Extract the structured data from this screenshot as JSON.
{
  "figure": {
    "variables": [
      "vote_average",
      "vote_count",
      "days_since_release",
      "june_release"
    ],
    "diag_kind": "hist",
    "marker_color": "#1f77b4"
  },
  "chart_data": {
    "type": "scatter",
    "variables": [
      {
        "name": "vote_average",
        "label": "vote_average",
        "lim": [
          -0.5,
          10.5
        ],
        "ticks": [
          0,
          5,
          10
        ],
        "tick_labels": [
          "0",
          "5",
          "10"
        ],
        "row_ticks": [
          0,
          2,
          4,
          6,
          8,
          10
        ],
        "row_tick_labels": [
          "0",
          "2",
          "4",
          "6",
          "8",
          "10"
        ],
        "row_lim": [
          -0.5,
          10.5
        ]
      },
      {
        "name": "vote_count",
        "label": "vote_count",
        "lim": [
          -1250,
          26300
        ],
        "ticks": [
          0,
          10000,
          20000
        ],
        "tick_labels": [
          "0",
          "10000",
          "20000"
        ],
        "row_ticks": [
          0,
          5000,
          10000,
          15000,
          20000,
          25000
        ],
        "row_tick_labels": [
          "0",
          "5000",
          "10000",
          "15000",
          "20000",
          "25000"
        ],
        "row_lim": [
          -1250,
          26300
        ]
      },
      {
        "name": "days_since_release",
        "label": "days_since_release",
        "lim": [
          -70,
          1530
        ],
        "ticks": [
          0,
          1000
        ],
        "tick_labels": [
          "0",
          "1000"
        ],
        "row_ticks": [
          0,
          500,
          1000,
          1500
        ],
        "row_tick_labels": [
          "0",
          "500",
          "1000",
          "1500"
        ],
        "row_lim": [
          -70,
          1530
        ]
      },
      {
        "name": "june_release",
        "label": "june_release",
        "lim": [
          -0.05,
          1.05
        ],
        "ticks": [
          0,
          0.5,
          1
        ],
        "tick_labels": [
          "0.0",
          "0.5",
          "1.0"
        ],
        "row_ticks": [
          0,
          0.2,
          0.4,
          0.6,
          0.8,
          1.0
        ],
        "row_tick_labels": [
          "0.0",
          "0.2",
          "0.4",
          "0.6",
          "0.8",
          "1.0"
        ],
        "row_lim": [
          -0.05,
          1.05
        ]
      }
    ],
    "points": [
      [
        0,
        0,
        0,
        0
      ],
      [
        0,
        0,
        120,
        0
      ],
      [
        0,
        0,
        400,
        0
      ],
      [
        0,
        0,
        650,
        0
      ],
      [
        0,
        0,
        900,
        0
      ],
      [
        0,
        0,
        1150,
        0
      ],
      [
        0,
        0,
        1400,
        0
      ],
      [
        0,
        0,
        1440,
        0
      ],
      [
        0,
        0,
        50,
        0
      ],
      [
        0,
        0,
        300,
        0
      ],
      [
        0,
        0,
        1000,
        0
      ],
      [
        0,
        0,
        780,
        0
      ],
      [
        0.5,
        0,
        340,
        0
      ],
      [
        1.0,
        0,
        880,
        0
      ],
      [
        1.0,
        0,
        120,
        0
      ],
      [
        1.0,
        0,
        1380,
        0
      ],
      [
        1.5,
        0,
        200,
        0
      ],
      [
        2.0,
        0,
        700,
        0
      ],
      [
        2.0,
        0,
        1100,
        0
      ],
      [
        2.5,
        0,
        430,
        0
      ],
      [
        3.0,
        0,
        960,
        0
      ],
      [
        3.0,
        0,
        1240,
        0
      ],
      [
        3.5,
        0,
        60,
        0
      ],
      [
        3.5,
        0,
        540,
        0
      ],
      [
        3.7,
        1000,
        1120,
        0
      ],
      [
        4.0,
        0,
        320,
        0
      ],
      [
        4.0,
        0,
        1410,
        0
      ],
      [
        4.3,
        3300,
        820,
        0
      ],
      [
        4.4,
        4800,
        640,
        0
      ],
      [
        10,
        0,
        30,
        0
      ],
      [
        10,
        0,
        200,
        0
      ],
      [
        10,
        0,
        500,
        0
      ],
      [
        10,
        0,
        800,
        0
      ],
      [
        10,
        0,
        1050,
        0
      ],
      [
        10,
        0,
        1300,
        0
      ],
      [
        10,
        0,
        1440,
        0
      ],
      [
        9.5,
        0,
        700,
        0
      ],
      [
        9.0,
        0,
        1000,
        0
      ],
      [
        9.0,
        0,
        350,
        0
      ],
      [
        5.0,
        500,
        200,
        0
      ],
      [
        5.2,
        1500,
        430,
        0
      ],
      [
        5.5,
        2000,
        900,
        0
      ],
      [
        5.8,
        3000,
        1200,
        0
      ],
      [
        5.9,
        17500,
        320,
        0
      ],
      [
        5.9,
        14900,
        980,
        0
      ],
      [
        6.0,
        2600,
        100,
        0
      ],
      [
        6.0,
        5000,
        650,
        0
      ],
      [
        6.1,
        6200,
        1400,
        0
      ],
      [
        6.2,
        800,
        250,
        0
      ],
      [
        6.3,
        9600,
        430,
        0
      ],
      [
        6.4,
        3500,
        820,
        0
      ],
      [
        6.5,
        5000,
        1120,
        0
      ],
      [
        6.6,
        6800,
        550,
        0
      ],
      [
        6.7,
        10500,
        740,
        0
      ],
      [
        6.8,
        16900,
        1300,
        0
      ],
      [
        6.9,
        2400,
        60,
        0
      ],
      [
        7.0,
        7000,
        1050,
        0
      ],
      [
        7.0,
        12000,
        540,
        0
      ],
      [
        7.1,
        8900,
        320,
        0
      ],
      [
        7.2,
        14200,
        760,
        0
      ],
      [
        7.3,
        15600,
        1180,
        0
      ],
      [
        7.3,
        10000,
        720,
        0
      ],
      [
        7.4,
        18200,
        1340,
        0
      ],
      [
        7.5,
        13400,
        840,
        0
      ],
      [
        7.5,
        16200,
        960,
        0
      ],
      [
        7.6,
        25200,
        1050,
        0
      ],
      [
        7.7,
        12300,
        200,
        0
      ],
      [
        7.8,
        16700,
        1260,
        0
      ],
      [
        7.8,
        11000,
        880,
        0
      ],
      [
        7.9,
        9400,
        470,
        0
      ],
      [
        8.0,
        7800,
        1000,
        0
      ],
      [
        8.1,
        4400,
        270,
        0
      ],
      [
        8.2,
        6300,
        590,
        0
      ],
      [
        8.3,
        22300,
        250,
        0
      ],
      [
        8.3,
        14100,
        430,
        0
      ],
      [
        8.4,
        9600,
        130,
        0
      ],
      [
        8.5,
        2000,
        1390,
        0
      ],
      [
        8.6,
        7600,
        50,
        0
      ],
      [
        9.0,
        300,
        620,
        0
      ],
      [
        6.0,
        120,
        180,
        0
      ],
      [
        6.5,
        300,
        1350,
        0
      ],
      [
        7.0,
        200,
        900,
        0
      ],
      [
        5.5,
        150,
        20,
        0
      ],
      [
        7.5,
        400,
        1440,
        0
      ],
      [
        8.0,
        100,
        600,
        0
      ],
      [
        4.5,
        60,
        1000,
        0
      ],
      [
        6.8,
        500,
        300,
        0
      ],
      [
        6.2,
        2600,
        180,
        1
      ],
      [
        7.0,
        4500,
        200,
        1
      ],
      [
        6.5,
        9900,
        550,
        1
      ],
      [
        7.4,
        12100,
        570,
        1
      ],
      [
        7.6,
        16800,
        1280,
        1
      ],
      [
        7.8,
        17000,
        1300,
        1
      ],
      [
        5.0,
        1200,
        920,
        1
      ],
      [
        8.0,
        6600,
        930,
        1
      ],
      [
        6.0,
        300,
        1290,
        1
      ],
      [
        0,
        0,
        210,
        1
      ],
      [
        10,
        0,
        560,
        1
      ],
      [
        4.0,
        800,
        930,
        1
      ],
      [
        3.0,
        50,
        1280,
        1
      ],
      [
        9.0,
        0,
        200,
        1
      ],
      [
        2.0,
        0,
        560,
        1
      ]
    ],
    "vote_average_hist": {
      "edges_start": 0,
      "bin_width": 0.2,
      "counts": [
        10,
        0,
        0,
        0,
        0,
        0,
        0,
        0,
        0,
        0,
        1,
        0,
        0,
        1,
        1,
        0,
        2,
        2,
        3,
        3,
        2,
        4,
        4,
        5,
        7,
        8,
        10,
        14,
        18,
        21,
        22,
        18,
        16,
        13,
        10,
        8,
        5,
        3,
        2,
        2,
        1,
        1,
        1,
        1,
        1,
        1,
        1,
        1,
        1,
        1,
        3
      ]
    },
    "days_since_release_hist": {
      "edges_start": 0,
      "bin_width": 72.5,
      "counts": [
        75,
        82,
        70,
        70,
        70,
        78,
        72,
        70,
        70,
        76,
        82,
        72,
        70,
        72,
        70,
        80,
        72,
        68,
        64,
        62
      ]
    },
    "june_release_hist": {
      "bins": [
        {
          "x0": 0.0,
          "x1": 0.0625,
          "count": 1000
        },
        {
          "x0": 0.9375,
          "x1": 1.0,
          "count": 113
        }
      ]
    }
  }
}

- - - - -

Exercise prompt —
Filter out every line that lacks the word "name", and copy the rest.

Completed task —
        "name": "vote_average",
        "name": "vote_count",
        "name": "days_since_release",
        "name": "june_release",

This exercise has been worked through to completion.